- TASK DESCRIPTION: Here are some records; quote them exactly, leaving out the pictures.

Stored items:

((

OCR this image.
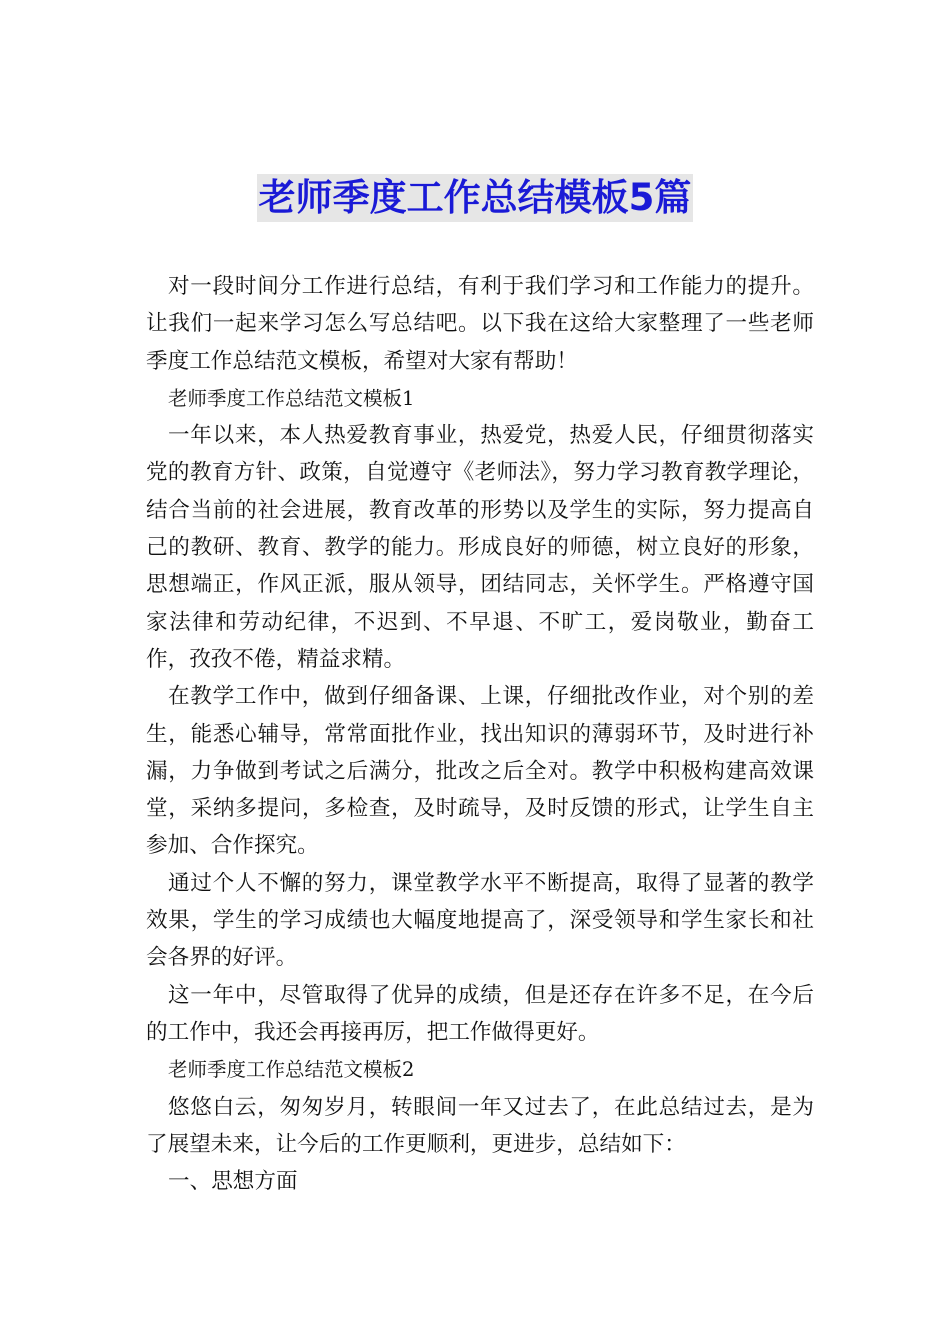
老师季度工作总结模板5篇

对一段时间分工作进行总结，有利于我们学习和工作能力的提升。让我们一起来学习怎么写总结吧。以下我在这给大家整理了一些老师季度工作总结范文模板，希望对大家有帮助！

老师季度工作总结范文模板1

一年以来，本人热爱教育事业，热爱党，热爱人民，仔细贯彻落实党的教育方针、政策，自觉遵守《老师法》，努力学习教育教学理论，结合当前的社会进展，教育改革的形势以及学生的实际，努力提高自己的教研、教育、教学的能力。形成良好的师德，树立良好的形象，思想端正，作风正派，服从领导，团结同志，关怀学生。严格遵守国家法律和劳动纪律，不迟到、不早退、不旷工，爱岗敬业，勤奋工作，孜孜不倦，精益求精。

在教学工作中，做到仔细备课、上课，仔细批改作业，对个别的差生，能悉心辅导，常常面批作业，找出知识的薄弱环节，及时进行补漏，力争做到考试之后满分，批改之后全对。教学中积极构建高效课堂，采纳多提问，多检查，及时疏导，及时反馈的形式，让学生自主参加、合作探究。

通过个人不懈的努力，课堂教学水平不断提高，取得了显著的教学效果，学生的学习成绩也大幅度地提高了，深受领导和学生家长和社会各界的好评。

这一年中，尽管取得了优异的成绩，但是还存在许多不足，在今后的工作中，我还会再接再厉，把工作做得更好。

老师季度工作总结范文模板2

悠悠白云，匆匆岁月，转眼间一年又过去了，在此总结过去，是为了展望未来，让今后的工作更顺利，更进步，总结如下：

一、思想方面
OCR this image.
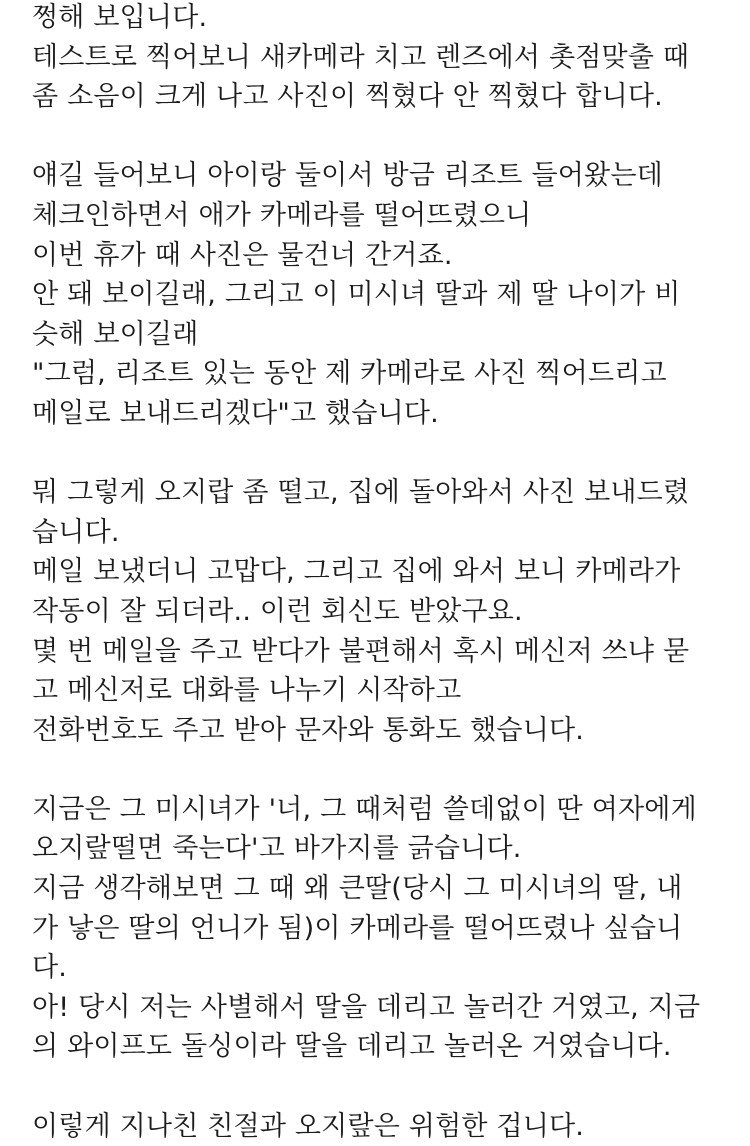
쩡해 보입니다.
테스트로 찍어보니 새카메라 치고 렌즈에서 촛점맞출 때
좀 소음이 크게 나고 사진이 찍혔다 안 찍혔다 합니다.
얘길 들어보니 아이랑 둘이서 방금 리조트 들어왔는데
체크인하면서 애가 카메라를 떨어뜨렸으니
이번 휴가 때 사진은 물건너 간거죠.
안 돼 보이길래, 그리고 이 미시녀 딸과 제 딸 나이가 비
슷해 보이길래
"그럼, 리조트 있는 동안 제 카메라로 사진 찍어드리고
메일로 보내드리겠다"고 했습니다.
뭐 그렇게 오지랍 좀 떨고, 집에 돌아와서 사진 보내드렸
습니다.
메일 보냈더니 고맙다, 그리고 집에 와서 보니 카메라가
작동이 잘 되더라.. 이런 회신도 받았구요.
몇 번 메일을 주고 받다가 불편해서 혹시 메신저 쓰냐 묻
고 메신저로 대화를 나누기 시작하고
전화번호도 주고 받아 문자와 통화도 했습니다.
지금은 그 미시녀가 '너, 그 때처럼 쓸데없이 딴 여자에게
오지랖떨면 죽는다'고 바가지를 긁습니다.
지금 생각해보면 그 때 왜 큰딸(당시 그 미시녀의 딸, 내
가 낳은 딸의 언니가 됨)이 카메라를 떨어뜨렸나 싶습니
다.
아! 당시 저는 사별해서 딸을 데리고 놀러간 거였고, 지금
의 와이프도 돌싱이라 딸을 데리고 놀러온 거였습니다.
이렇게 지나친 친절과 오지랖은 위험한 겁니다.
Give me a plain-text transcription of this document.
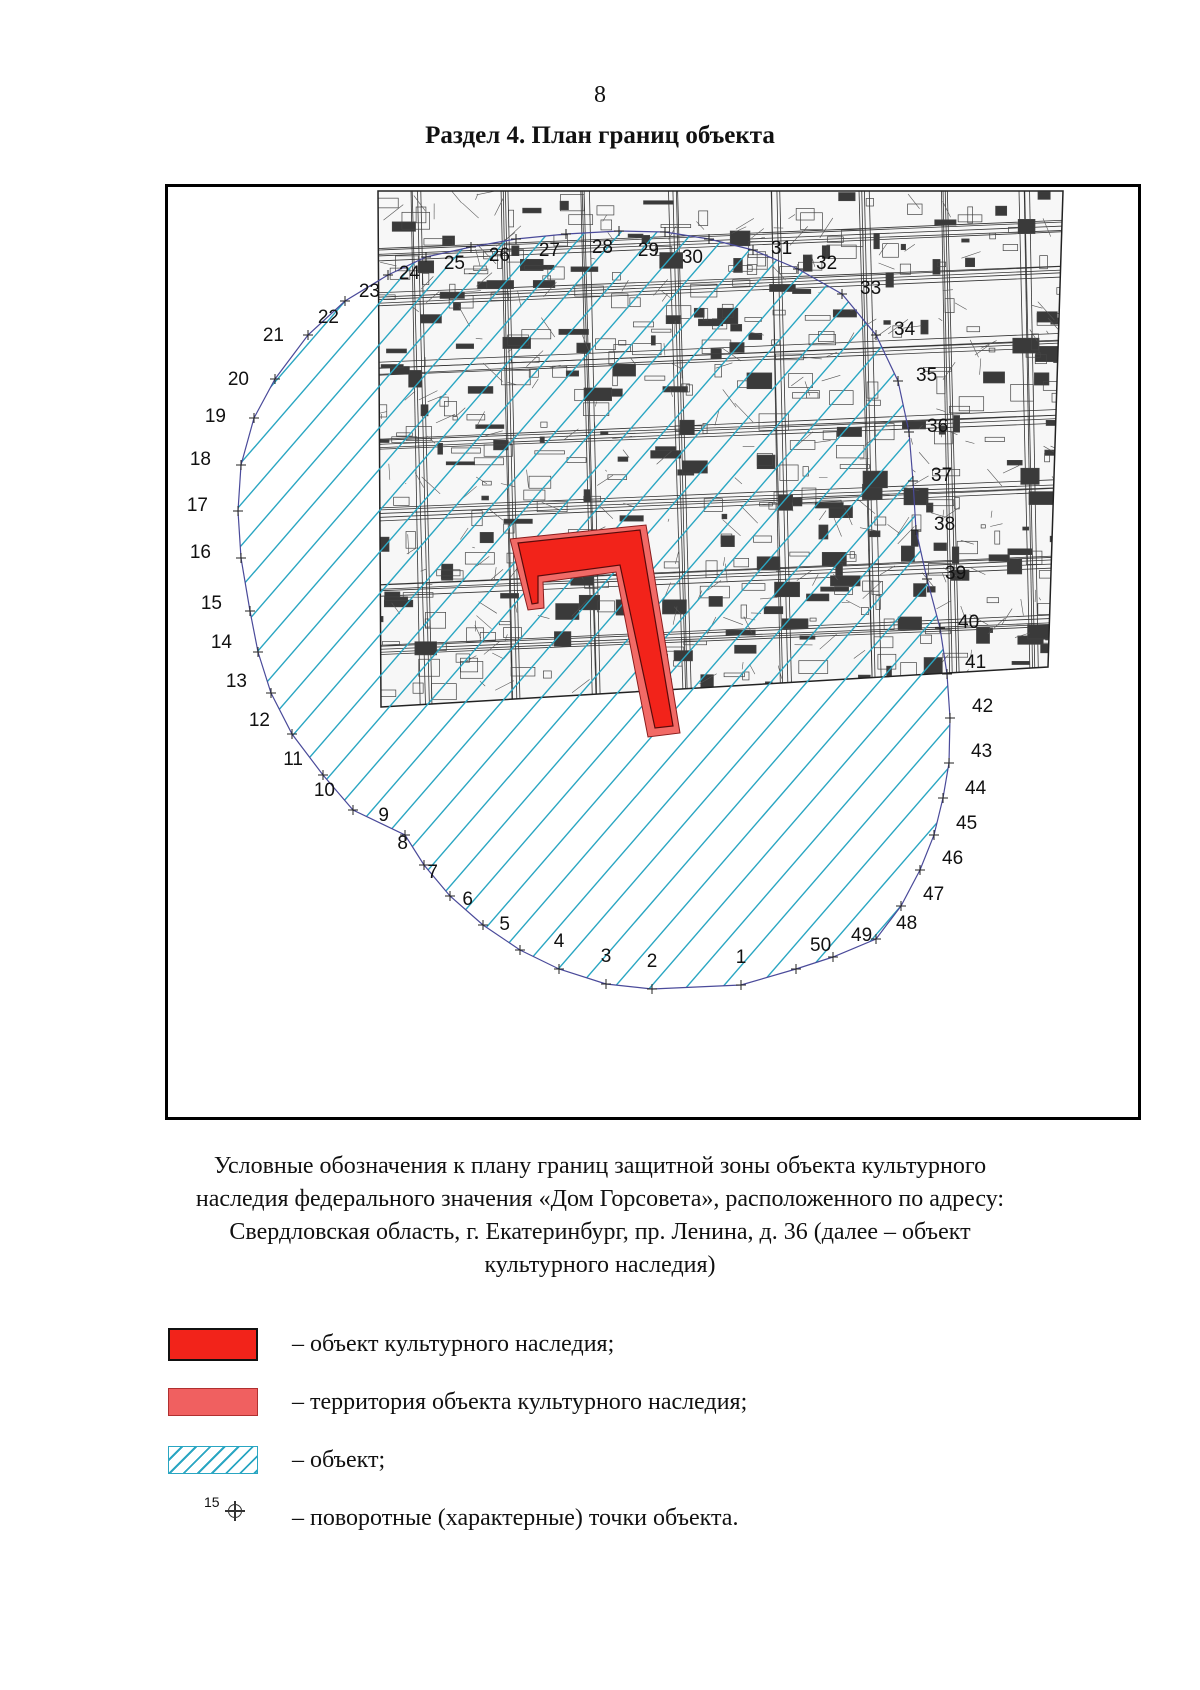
8
Раздел 4. План границ объекта
1
2
3
4
5
6
7
8
9
10
11
12
13
14
15
16
17
18
19
20
21
22
23
24 25 26 27 28 29 30	31
32
33
34
35
36
37
38
39
40
41
42
43
44
45
46
47
48
49
50

Условные обозначения к плану границ защитной зоны объекта культурного

наследия федерального значения «Дом Горсовета», расположенного по адресу:

Свердловская область, г. Екатеринбург, пр. Ленина, д. 36 (далее – объект

культурного наследия)

– объект культурного наследия;
– территория объекта культурного наследия;
– объект;
15
– поворотные (характерные) точки объекта.
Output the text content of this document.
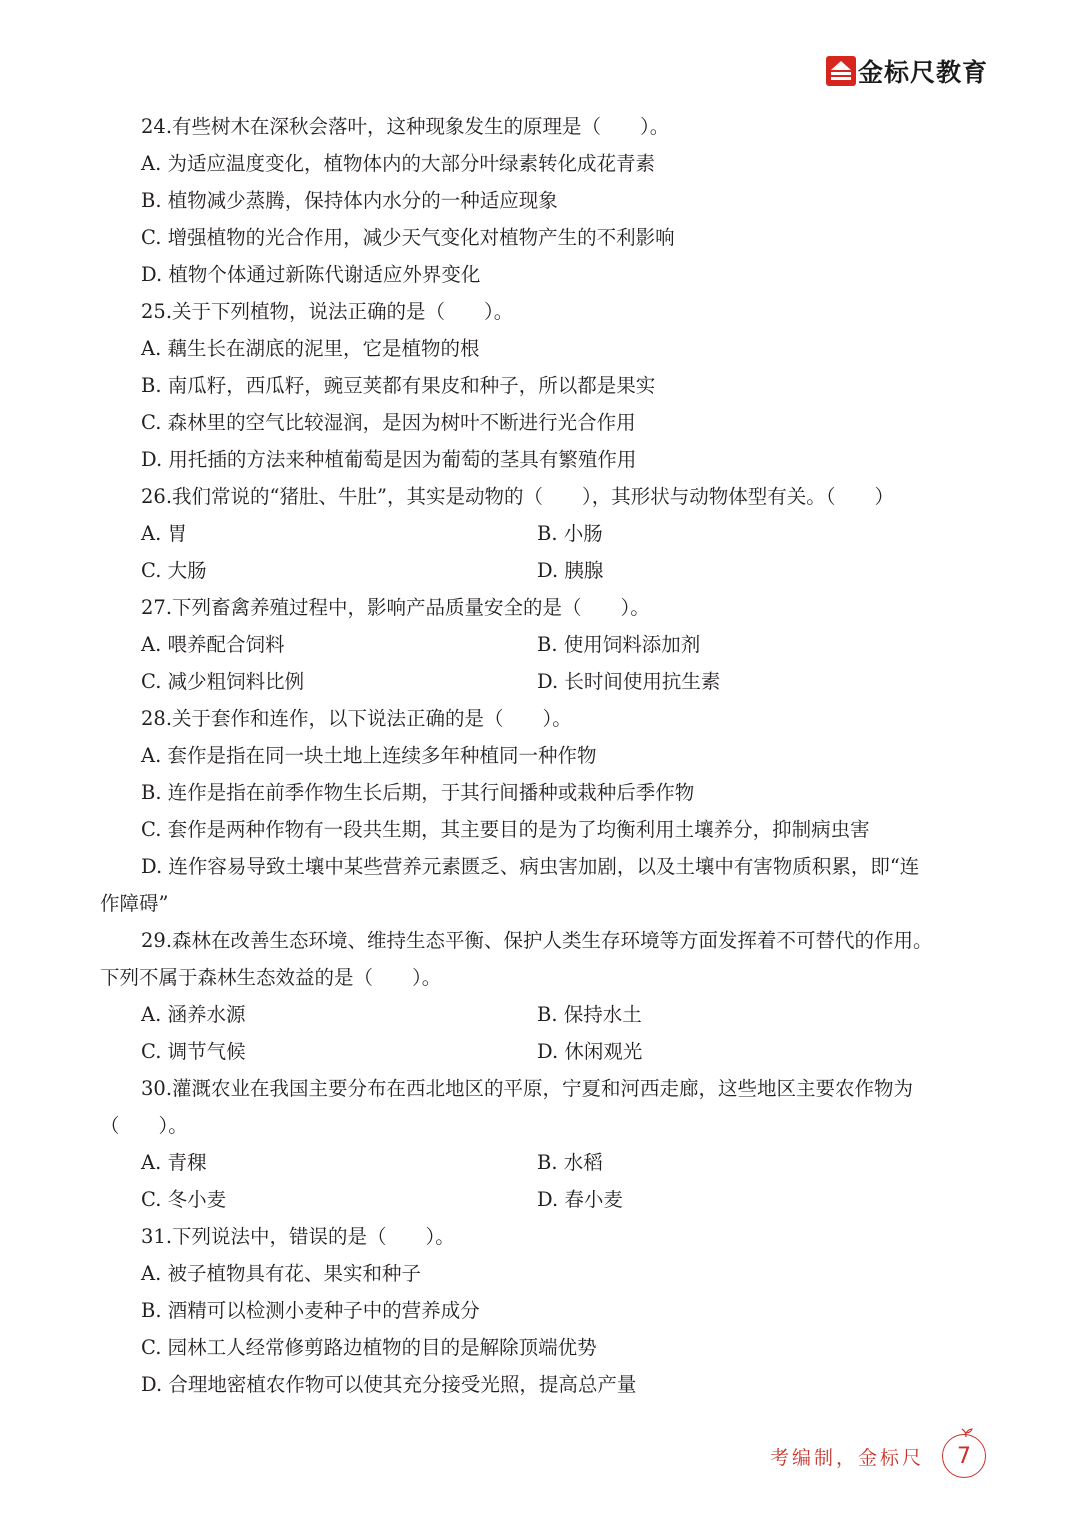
金标尺教育
24.有些树木在深秋会落叶，这种现象发生的原理是（　　）。
A. 为适应温度变化，植物体内的大部分叶绿素转化成花青素
B. 植物减少蒸腾，保持体内水分的一种适应现象
C. 增强植物的光合作用，减少天气变化对植物产生的不利影响
D. 植物个体通过新陈代谢适应外界变化
25.关于下列植物，说法正确的是（　　）。
A. 藕生长在湖底的泥里，它是植物的根
B. 南瓜籽，西瓜籽，豌豆荚都有果皮和种子，所以都是果实
C. 森林里的空气比较湿润，是因为树叶不断进行光合作用
D. 用托插的方法来种植葡萄是因为葡萄的茎具有繁殖作用
26.我们常说的“猪肚、牛肚”，其实是动物的（　　），其形状与动物体型有关。（　　）
A. 胃	B. 小肠
C. 大肠	D. 胰腺
27.下列畜禽养殖过程中，影响产品质量安全的是（　　）。
A. 喂养配合饲料	B. 使用饲料添加剂
C. 减少粗饲料比例	D. 长时间使用抗生素
28.关于套作和连作，以下说法正确的是（　　）。
A. 套作是指在同一块土地上连续多年种植同一种作物
B. 连作是指在前季作物生长后期，于其行间播种或栽种后季作物
C. 套作是两种作物有一段共生期，其主要目的是为了均衡利用土壤养分，抑制病虫害
D. 连作容易导致土壤中某些营养元素匮乏、病虫害加剧，以及土壤中有害物质积累，即“连
作障碍”
29.森林在改善生态环境、维持生态平衡、保护人类生存环境等方面发挥着不可替代的作用。
下列不属于森林生态效益的是（　　）。
A. 涵养水源	B. 保持水土
C. 调节气候	D. 休闲观光
30.灌溉农业在我国主要分布在西北地区的平原，宁夏和河西走廊，这些地区主要农作物为
（　　）。
A. 青稞	B. 水稻
C. 冬小麦	D. 春小麦
31.下列说法中，错误的是（　　）。
A. 被子植物具有花、果实和种子
B. 酒精可以检测小麦种子中的营养成分
C. 园林工人经常修剪路边植物的目的是解除顶端优势
D. 合理地密植农作物可以使其充分接受光照，提高总产量
考编制，金标尺 7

))

- SOLUTION TO THIS TASK:
OCR this image.
老师季度工作总结模板5篇

对一段时间分工作进行总结，有利于我们学习和工作能力的提升。让我们一起来学习怎么写总结吧。以下我在这给大家整理了一些老师季度工作总结范文模板，希望对大家有帮助！

老师季度工作总结范文模板1

一年以来，本人热爱教育事业，热爱党，热爱人民，仔细贯彻落实党的教育方针、政策，自觉遵守《老师法》，努力学习教育教学理论，结合当前的社会进展，教育改革的形势以及学生的实际，努力提高自己的教研、教育、教学的能力。形成良好的师德，树立良好的形象，思想端正，作风正派，服从领导，团结同志，关怀学生。严格遵守国家法律和劳动纪律，不迟到、不早退、不旷工，爱岗敬业，勤奋工作，孜孜不倦，精益求精。

在教学工作中，做到仔细备课、上课，仔细批改作业，对个别的差生，能悉心辅导，常常面批作业，找出知识的薄弱环节，及时进行补漏，力争做到考试之后满分，批改之后全对。教学中积极构建高效课堂，采纳多提问，多检查，及时疏导，及时反馈的形式，让学生自主参加、合作探究。

通过个人不懈的努力，课堂教学水平不断提高，取得了显著的教学效果，学生的学习成绩也大幅度地提高了，深受领导和学生家长和社会各界的好评。

这一年中，尽管取得了优异的成绩，但是还存在许多不足，在今后的工作中，我还会再接再厉，把工作做得更好。

老师季度工作总结范文模板2

悠悠白云，匆匆岁月，转眼间一年又过去了，在此总结过去，是为了展望未来，让今后的工作更顺利，更进步，总结如下：

一、思想方面
OCR this image.
쩡해 보입니다.
테스트로 찍어보니 새카메라 치고 렌즈에서 촛점맞출 때
좀 소음이 크게 나고 사진이 찍혔다 안 찍혔다 합니다.
얘길 들어보니 아이랑 둘이서 방금 리조트 들어왔는데
체크인하면서 애가 카메라를 떨어뜨렸으니
이번 휴가 때 사진은 물건너 간거죠.
안 돼 보이길래, 그리고 이 미시녀 딸과 제 딸 나이가 비
슷해 보이길래
"그럼, 리조트 있는 동안 제 카메라로 사진 찍어드리고
메일로 보내드리겠다"고 했습니다.
뭐 그렇게 오지랍 좀 떨고, 집에 돌아와서 사진 보내드렸
습니다.
메일 보냈더니 고맙다, 그리고 집에 와서 보니 카메라가
작동이 잘 되더라.. 이런 회신도 받았구요.
몇 번 메일을 주고 받다가 불편해서 혹시 메신저 쓰냐 묻
고 메신저로 대화를 나누기 시작하고
전화번호도 주고 받아 문자와 통화도 했습니다.
지금은 그 미시녀가 '너, 그 때처럼 쓸데없이 딴 여자에게
오지랖떨면 죽는다'고 바가지를 긁습니다.
지금 생각해보면 그 때 왜 큰딸(당시 그 미시녀의 딸, 내
가 낳은 딸의 언니가 됨)이 카메라를 떨어뜨렸나 싶습니
다.
아! 당시 저는 사별해서 딸을 데리고 놀러간 거였고, 지금
의 와이프도 돌싱이라 딸을 데리고 놀러온 거였습니다.
이렇게 지나친 친절과 오지랖은 위험한 겁니다.
Give me a plain-text transcription of this document.
8
Раздел 4. План границ объекта
1
2
3
4
5
6
7
8
9
10
11
12
13
14
15
16
17
18
19
20
21
22
23
24 25 26 27 28 29 30	31
32
33
34
35
36
37
38
39
40
41
42
43
44
45
46
47
48
49
50

Условные обозначения к плану границ защитной зоны объекта культурного

наследия федерального значения «Дом Горсовета», расположенного по адресу:

Свердловская область, г. Екатеринбург, пр. Ленина, д. 36 (далее – объект

культурного наследия)

– объект культурного наследия;
– территория объекта культурного наследия;
– объект;
15
– поворотные (характерные) точки объекта.
Output the text content of this document.
金标尺教育
24.有些树木在深秋会落叶，这种现象发生的原理是（　　）。
A. 为适应温度变化，植物体内的大部分叶绿素转化成花青素
B. 植物减少蒸腾，保持体内水分的一种适应现象
C. 增强植物的光合作用，减少天气变化对植物产生的不利影响
D. 植物个体通过新陈代谢适应外界变化
25.关于下列植物，说法正确的是（　　）。
A. 藕生长在湖底的泥里，它是植物的根
B. 南瓜籽，西瓜籽，豌豆荚都有果皮和种子，所以都是果实
C. 森林里的空气比较湿润，是因为树叶不断进行光合作用
D. 用托插的方法来种植葡萄是因为葡萄的茎具有繁殖作用
26.我们常说的“猪肚、牛肚”，其实是动物的（　　），其形状与动物体型有关。（　　）
A. 胃	B. 小肠
C. 大肠	D. 胰腺
27.下列畜禽养殖过程中，影响产品质量安全的是（　　）。
A. 喂养配合饲料	B. 使用饲料添加剂
C. 减少粗饲料比例	D. 长时间使用抗生素
28.关于套作和连作，以下说法正确的是（　　）。
A. 套作是指在同一块土地上连续多年种植同一种作物
B. 连作是指在前季作物生长后期，于其行间播种或栽种后季作物
C. 套作是两种作物有一段共生期，其主要目的是为了均衡利用土壤养分，抑制病虫害
D. 连作容易导致土壤中某些营养元素匮乏、病虫害加剧，以及土壤中有害物质积累，即“连
作障碍”
29.森林在改善生态环境、维持生态平衡、保护人类生存环境等方面发挥着不可替代的作用。
下列不属于森林生态效益的是（　　）。
A. 涵养水源	B. 保持水土
C. 调节气候	D. 休闲观光
30.灌溉农业在我国主要分布在西北地区的平原，宁夏和河西走廊，这些地区主要农作物为
（　　）。
A. 青稞	B. 水稻
C. 冬小麦	D. 春小麦
31.下列说法中，错误的是（　　）。
A. 被子植物具有花、果实和种子
B. 酒精可以检测小麦种子中的营养成分
C. 园林工人经常修剪路边植物的目的是解除顶端优势
D. 合理地密植农作物可以使其充分接受光照，提高总产量
考编制，金标尺 7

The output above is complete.